> PAGE:
____________________

A vid would be great.


----------



## t_ski (Feb 24, 2010)

usually the bubbles work themselves out over time, but turning the pump off every now and then may be necessary.


----------



## deadlyrhythm (Feb 25, 2010)

*A VERY SAD DAY (leak & fried)*

VIDEO CARD FRIED!!

so after getting all those nasty air bubbles out and leak testing with success we had a problem.

after booting it up and running windows for a bit, i noticed that the vga block was leaking from the tubing attached to the barb. 

i turned it off quickly and wiped it dry but stupid me i turned it back on again and beep codes fail sound + no display.

after trying to determine WTF! happened, what it came down to was that i didn't plug in the rad fans and i guess no heat was really dissipating. The tubing was really warm as with the vga block and rad. This resulted in the tubing becoming soft and loosening.  

seeing as i had no leak with system off during the leak test i thought i was fine. If i would have had a hose clamp around that barb and tube it probably wouldn't have failed. 

i'm not sure if it was normal for getting that warm without the rad fans on but it was definitely warmer than i had expected.


IN THE END, i'm down a 4870x2 that hardly got any action whatsoever  
At least i bought it used so i didnt blow that much money but damn it sucks!

So i will selling my _danger den 4870x2 wb_ very soon as i prob will be something newer in time.

So peps, what do you i should get next ? anyknow of someone selling a 5870? or should i wait for fermi. You know what they're saying.


SUCH A SAD SAD DAY


----------



## Chicken Patty (Feb 25, 2010)

deadlyrhythm said:


> VIDEO CARD FRIED!!
> 
> so after getting all those nasty air bubbles out and leak testing with success we had a problem.
> 
> ...



damn dude, this is bad.  Sad day indeed.  At this point it's time to move on, you needed suggestions.  I don't know of anybody selling any 5870's but I'll tell you they are some pretty powerful piece of hardware.

Is there anyway to bring that puppy to live, you sure it's the card?


----------



## deadlyrhythm (Feb 25, 2010)

____________________

(Stored records)
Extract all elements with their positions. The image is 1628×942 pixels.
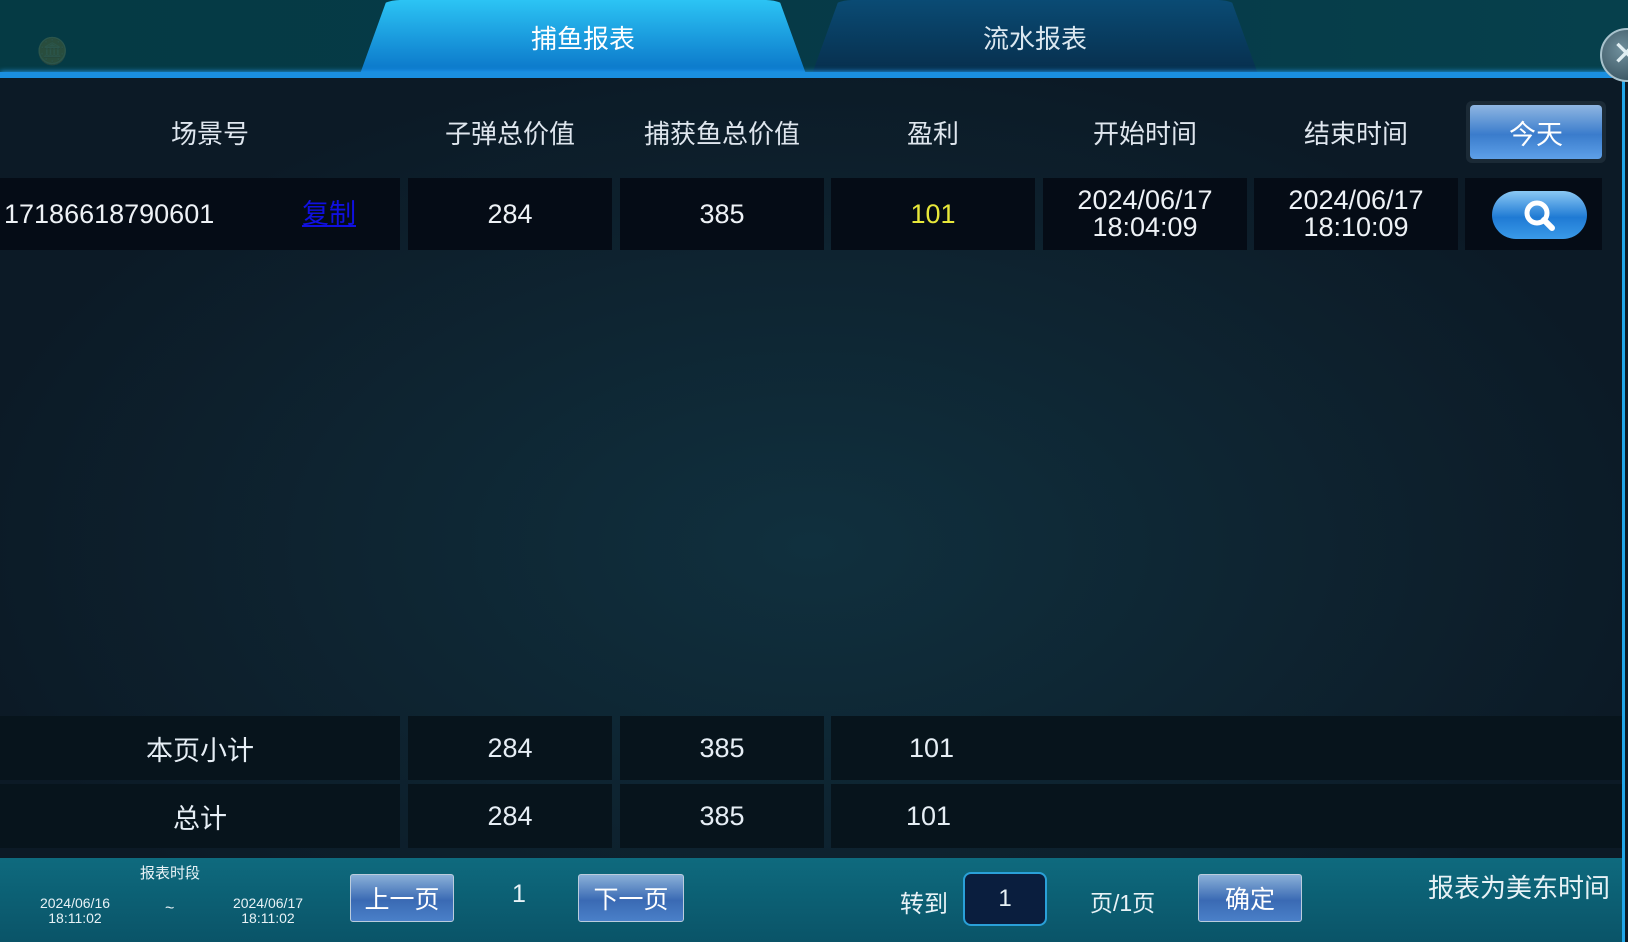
- scene-id: 17186618790601: [0, 178, 258, 250]
- total-catch: 385: [620, 784, 824, 848]
- goto-label: 转到: [900, 891, 948, 918]
- copy-cell: 复制: [258, 178, 400, 250]
- column-header: 开始时间: [1092, 118, 1197, 149]
- separator: ~: [165, 900, 175, 917]
- end-clock: 18:10:09: [1303, 212, 1409, 242]
- column-header: 捕获鱼总价值: [643, 118, 800, 149]
- end-date: 2024/06/17: [1288, 185, 1424, 215]
- to-date: 2024/06/17: [232, 895, 304, 911]
- bullet-total: 284: [408, 178, 612, 250]
- catch-total: 385: [620, 178, 824, 250]
- from-datetime[interactable]: 2024/06/16 18:11:02: [30, 896, 120, 926]
- tab-label: 流水报表: [982, 23, 1087, 54]
- profit: 101: [831, 178, 1035, 250]
- top-bar: [0, 0, 1628, 78]
- tab-flow-report[interactable]: 流水报表: [812, 0, 1258, 74]
- to-datetime[interactable]: 2024/06/17 18:11:02: [223, 896, 313, 926]
- to-time: 18:11:02: [241, 910, 295, 926]
- start-time: 2024/06/17 18:04:09: [1043, 178, 1247, 250]
- total-profit: 101: [831, 784, 1622, 848]
- subtotal-label: 本页小计: [0, 716, 400, 780]
- footer: [0, 858, 1622, 942]
- current-page: 1: [512, 880, 526, 908]
- period-label: 报表时段: [140, 865, 201, 882]
- total-bullet: 284: [408, 784, 612, 848]
- divider: [0, 72, 1622, 78]
- confirm-button[interactable]: 确定: [1198, 874, 1302, 922]
- tab-fishing-report[interactable]: 捕鱼报表: [360, 0, 806, 74]
- search-button[interactable]: [1492, 191, 1587, 239]
- start-clock: 18:04:09: [1092, 212, 1198, 242]
- column-header: 场景号: [170, 118, 249, 149]
- page-count: 页/1页: [1090, 890, 1156, 916]
- subtotal-bullet: 284: [408, 716, 612, 780]
- from-time: 18:11:02: [48, 910, 102, 926]
- background-decoration: 🪙: [36, 36, 69, 66]
- from-date: 2024/06/16: [39, 895, 111, 911]
- tab-label: 捕鱼报表: [530, 23, 635, 54]
- column-header: 结束时间: [1303, 118, 1408, 149]
- timezone-note: 报表为美东时间: [1427, 873, 1610, 903]
- end-time: 2024/06/17 18:10:09: [1254, 178, 1458, 250]
- goto-page-input[interactable]: 1: [963, 872, 1047, 926]
- column-header: 盈利: [906, 118, 959, 149]
- column-header: 子弹总价值: [444, 118, 575, 149]
- total-label: 总计: [0, 784, 400, 848]
- today-label: 今天: [1470, 105, 1602, 159]
- subtotal-catch: 385: [620, 716, 824, 780]
- subtotal-profit: 101: [831, 716, 1622, 780]
- search-icon: [1524, 200, 1555, 231]
- today-button[interactable]: 今天: [1466, 101, 1606, 163]
- prev-page-button[interactable]: 上一页: [350, 874, 454, 922]
- divider: [1622, 78, 1625, 942]
- copy-link[interactable]: 复制: [302, 198, 356, 229]
- start-date: 2024/06/17: [1077, 185, 1213, 215]
- next-page-button[interactable]: 下一页: [578, 874, 684, 922]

____________________

> AIM A: Does the forum thread support each statement? (i) The leak came from the tubing attached to the barb on the vga block. (ii) The leak test turned up a leak while the system was off. (iii) The 4870x2 was bought new.
> AIM B: Can you format the stretch of the records from the line containing "- scene-id: 17186618790601: [0, 178, 258, 250]" through the line containing "- start-time: 2024/06/17" as a JSON list of strings, one string per line, with blank lines left out?
The forum thread and the records have nothing to do with each other.

> WORKED SOLUTION A:
(i) Yes: "the vga block was leaking from the tubing attached to the barb"
(ii) No: "i had no leak with system off during the leak test"
(iii) No: "At least i bought it used"

> WORKED SOLUTION B:
[
  "- scene-id: 17186618790601: [0, 178, 258, 250]",
  "- total-catch: 385: [620, 784, 824, 848]",
  "- goto-label: 转到: [900, 891, 948, 918]",
  "- copy-cell: 复制: [258, 178, 400, 250]",
  "- column-header: 开始时间: [1092, 118, 1197, 149]",
  "- separator: ~: [165, 900, 175, 917]",
  "- end-clock: 18:10:09: [1303, 212, 1409, 242]",
  "- column-header: 捕获鱼总价值: [643, 118, 800, 149]",
  "- end-date: 2024/06/17: [1288, 185, 1424, 215]",
  "- to-date: 2024/06/17: [232, 895, 304, 911]",
  "- bullet-total: 284: [408, 178, 612, 250]",
  "- catch-total: 385: [620, 178, 824, 250]",
  "- from-datetime[interactable]: 2024/06/16 18:11:02: [30, 896, 120, 926]",
  "- tab-label: 流水报表: [982, 23, 1087, 54]",
  "- profit: 101: [831, 178, 1035, 250]",
  "- top-bar: [0, 0, 1628, 78]",
  "- tab-flow-report[interactable]: 流水报表: [812, 0, 1258, 74]",
  "- to-datetime[interactable]: 2024/06/17 18:11:02: [223, 896, 313, 926]",
  "- to-time: 18:11:02: [241, 910, 295, 926]",
  "- start-time: 2024/06/17 18:04:09: [1043, 178, 1247, 250]"
]